> **INSTRUCTION**:
Search the material below for the word "name" and copy every line in which it occurs.

[Some records]
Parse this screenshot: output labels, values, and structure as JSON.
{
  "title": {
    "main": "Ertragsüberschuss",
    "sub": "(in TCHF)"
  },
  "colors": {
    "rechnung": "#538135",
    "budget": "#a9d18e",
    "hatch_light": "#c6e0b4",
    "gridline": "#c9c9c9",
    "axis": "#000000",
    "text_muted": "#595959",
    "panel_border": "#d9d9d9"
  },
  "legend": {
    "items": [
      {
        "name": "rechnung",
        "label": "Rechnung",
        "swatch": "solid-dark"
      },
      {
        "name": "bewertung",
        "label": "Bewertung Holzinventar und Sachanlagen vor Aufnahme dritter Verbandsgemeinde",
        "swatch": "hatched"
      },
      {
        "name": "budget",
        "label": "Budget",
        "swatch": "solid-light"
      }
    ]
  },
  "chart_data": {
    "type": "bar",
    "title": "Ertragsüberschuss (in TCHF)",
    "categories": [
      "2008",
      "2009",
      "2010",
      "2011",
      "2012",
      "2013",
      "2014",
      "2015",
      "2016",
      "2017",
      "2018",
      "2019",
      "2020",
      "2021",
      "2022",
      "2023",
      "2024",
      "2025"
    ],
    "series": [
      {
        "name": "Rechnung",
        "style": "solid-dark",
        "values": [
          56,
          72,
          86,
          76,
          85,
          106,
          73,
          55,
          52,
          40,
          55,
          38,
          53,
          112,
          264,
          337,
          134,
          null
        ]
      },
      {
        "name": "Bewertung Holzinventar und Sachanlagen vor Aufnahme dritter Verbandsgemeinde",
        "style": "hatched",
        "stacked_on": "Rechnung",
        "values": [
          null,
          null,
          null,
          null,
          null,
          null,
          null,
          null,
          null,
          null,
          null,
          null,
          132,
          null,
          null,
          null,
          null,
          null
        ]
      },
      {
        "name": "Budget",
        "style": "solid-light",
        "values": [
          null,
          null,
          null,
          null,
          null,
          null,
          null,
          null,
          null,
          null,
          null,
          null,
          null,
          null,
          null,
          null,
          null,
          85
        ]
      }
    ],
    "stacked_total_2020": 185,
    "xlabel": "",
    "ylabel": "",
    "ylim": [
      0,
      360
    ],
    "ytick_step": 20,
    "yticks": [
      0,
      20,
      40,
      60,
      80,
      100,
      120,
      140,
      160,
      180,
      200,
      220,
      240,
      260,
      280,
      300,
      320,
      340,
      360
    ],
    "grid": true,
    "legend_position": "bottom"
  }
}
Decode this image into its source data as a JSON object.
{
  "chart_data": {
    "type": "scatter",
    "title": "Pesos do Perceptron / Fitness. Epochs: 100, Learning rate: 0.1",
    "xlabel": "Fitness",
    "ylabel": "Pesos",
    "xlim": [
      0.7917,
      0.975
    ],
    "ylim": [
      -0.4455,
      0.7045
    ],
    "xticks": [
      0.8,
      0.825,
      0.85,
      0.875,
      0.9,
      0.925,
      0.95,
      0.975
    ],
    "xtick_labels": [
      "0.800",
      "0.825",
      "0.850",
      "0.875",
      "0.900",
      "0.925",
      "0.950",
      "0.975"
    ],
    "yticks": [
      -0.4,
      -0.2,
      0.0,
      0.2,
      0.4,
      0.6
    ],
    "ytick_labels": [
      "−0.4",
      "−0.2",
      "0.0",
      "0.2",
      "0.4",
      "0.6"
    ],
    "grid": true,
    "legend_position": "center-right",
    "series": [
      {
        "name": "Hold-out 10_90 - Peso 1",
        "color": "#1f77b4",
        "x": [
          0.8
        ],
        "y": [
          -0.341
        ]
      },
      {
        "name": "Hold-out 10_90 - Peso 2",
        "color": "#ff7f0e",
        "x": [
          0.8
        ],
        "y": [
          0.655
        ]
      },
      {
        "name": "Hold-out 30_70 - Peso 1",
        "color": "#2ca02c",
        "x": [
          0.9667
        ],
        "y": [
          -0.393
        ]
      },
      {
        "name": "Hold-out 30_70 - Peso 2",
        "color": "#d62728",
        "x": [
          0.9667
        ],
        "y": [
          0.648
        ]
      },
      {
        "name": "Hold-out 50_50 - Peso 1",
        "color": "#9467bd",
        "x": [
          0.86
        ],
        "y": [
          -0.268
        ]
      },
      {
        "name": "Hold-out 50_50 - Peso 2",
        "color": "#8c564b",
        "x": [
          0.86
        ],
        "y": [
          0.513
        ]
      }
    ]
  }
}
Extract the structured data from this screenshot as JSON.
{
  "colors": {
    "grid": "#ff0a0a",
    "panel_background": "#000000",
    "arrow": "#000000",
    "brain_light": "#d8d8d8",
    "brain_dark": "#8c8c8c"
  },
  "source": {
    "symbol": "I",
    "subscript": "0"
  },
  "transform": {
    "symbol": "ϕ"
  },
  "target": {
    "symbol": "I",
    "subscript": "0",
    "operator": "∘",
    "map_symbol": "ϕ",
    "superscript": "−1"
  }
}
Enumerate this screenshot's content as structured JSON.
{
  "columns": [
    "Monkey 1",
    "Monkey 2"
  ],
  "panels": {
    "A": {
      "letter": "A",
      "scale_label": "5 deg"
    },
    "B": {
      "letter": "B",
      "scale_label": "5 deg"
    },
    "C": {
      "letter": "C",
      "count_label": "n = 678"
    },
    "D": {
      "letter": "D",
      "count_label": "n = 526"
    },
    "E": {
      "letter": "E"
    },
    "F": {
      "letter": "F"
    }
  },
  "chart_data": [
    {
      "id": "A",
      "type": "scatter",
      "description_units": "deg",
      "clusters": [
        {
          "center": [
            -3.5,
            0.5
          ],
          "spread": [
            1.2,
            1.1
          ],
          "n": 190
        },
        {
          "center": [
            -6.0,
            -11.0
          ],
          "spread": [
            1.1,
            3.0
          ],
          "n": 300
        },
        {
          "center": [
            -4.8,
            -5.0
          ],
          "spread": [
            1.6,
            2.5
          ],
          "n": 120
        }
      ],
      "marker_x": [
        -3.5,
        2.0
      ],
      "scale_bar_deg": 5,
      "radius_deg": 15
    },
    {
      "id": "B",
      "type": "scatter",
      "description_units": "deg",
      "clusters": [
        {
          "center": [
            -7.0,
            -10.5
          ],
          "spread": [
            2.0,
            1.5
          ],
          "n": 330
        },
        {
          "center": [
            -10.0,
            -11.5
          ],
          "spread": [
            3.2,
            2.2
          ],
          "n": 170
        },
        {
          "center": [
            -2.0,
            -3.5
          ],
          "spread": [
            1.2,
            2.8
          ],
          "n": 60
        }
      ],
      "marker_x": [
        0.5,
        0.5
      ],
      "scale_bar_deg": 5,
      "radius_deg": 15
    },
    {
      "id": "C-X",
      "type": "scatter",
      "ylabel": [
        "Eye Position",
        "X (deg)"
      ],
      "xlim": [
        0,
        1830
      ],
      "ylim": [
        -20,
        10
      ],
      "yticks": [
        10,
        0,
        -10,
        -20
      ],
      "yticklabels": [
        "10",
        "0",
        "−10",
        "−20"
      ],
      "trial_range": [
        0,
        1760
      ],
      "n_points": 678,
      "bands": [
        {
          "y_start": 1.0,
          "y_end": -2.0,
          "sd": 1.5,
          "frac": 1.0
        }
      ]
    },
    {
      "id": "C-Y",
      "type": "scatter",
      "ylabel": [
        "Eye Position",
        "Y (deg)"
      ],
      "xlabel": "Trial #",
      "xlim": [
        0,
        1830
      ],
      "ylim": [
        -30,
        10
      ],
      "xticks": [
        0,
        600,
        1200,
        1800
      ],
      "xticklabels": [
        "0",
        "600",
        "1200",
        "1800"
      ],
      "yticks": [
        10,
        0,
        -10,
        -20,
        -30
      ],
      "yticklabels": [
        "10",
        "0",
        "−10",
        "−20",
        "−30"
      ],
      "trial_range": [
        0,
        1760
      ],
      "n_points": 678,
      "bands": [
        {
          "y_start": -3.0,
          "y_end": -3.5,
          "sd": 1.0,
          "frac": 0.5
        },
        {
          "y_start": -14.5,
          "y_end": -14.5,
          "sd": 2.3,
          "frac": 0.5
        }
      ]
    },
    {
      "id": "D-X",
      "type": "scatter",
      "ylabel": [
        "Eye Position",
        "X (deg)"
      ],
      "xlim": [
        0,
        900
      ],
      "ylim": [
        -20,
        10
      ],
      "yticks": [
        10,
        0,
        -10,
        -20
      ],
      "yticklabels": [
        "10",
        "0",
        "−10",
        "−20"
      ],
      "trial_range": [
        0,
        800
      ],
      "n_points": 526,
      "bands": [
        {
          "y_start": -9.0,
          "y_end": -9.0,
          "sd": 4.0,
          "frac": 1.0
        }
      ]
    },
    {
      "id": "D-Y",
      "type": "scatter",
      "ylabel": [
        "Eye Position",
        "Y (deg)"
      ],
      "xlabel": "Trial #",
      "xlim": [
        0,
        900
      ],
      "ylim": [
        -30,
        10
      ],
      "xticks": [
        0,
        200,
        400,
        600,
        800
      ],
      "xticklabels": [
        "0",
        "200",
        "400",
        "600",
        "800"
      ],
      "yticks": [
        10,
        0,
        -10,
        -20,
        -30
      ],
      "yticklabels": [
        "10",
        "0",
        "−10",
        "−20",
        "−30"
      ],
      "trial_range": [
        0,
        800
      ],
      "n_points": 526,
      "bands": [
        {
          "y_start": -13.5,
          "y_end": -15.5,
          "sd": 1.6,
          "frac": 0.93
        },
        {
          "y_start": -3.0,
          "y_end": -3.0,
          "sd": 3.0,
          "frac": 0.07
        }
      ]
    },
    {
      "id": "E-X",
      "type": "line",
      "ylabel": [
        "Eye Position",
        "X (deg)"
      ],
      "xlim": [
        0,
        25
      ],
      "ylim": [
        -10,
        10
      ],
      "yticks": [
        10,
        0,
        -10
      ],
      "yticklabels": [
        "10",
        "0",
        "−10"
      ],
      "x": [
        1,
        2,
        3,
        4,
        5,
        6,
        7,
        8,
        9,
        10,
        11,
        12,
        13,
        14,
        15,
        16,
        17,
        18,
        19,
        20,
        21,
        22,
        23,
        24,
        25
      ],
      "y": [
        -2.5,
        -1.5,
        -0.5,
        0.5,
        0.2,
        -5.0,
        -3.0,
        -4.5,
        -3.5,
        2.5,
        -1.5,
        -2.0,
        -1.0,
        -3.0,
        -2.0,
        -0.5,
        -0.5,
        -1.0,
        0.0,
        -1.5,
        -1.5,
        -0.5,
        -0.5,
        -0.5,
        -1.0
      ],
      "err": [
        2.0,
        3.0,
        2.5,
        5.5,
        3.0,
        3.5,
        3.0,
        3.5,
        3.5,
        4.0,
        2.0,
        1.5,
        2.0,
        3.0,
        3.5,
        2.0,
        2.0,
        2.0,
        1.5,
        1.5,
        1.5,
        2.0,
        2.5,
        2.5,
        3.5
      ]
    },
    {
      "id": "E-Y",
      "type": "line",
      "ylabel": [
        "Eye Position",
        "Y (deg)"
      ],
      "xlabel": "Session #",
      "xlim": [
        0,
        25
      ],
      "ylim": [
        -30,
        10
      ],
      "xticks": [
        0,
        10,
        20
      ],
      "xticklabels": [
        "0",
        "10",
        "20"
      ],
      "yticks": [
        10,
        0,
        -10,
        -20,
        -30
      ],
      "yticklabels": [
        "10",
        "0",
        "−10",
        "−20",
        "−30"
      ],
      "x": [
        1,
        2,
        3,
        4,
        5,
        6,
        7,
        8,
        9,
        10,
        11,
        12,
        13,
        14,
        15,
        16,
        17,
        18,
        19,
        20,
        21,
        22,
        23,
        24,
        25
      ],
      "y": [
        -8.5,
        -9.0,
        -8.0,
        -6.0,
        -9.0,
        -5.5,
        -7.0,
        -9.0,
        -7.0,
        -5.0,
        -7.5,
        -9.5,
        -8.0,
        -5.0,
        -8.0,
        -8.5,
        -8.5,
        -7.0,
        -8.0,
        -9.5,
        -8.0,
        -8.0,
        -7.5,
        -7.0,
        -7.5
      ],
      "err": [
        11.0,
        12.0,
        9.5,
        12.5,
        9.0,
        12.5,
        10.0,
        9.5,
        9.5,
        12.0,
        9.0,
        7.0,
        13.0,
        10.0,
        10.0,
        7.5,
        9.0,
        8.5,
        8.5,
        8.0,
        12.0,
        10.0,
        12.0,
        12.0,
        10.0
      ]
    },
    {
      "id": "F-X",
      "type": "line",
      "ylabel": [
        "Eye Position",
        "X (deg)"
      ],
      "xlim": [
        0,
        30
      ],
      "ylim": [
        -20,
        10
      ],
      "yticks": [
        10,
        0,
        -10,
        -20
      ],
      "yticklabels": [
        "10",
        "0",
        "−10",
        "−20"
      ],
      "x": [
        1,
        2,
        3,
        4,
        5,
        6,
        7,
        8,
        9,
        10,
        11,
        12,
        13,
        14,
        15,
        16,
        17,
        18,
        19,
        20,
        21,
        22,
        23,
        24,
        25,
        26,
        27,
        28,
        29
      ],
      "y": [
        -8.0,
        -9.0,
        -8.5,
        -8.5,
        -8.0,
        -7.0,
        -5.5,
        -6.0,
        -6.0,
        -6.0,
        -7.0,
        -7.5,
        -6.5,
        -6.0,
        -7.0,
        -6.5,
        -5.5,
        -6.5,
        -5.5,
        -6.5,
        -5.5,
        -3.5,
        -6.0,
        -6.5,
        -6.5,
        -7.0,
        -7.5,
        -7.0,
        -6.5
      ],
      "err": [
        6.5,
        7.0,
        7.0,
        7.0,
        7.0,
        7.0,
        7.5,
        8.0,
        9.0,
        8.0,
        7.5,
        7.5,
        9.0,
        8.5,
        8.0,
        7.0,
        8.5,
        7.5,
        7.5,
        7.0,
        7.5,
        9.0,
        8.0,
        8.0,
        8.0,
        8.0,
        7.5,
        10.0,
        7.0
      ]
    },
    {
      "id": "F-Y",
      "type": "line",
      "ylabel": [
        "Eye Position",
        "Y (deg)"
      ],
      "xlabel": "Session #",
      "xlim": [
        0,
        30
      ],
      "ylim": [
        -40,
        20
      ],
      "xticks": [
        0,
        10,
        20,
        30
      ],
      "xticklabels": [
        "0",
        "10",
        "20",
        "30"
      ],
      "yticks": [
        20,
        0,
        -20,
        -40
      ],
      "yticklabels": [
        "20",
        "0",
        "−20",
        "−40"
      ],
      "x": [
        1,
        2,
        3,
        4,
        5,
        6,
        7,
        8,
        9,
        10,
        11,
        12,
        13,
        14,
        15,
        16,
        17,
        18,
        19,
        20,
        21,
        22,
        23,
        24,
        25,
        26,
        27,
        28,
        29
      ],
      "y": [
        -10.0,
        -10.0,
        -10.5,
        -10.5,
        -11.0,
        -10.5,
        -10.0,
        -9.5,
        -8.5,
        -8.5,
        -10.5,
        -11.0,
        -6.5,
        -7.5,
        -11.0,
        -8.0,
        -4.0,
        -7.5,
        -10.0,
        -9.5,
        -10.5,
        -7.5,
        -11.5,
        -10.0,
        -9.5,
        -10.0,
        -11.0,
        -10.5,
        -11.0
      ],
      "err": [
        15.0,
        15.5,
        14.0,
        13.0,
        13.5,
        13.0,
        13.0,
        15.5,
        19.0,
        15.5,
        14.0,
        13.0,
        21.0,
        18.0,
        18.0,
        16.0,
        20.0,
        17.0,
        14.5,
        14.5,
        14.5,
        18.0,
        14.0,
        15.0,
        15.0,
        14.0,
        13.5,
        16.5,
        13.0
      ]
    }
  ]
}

> **FULL RESPONSE**:
        "name": "rechnung",
        "name": "bewertung",
        "name": "budget",
        "name": "Rechnung",
        "name": "Bewertung Holzinventar und Sachanlagen vor Aufnahme dritter Verbandsgemeinde",
        "name": "Budget",
        "name": "Hold-out 10_90 - Peso 1",
        "name": "Hold-out 10_90 - Peso 2",
        "name": "Hold-out 30_70 - Peso 1",
        "name": "Hold-out 30_70 - Peso 2",
        "name": "Hold-out 50_50 - Peso 1",
        "name": "Hold-out 50_50 - Peso 2",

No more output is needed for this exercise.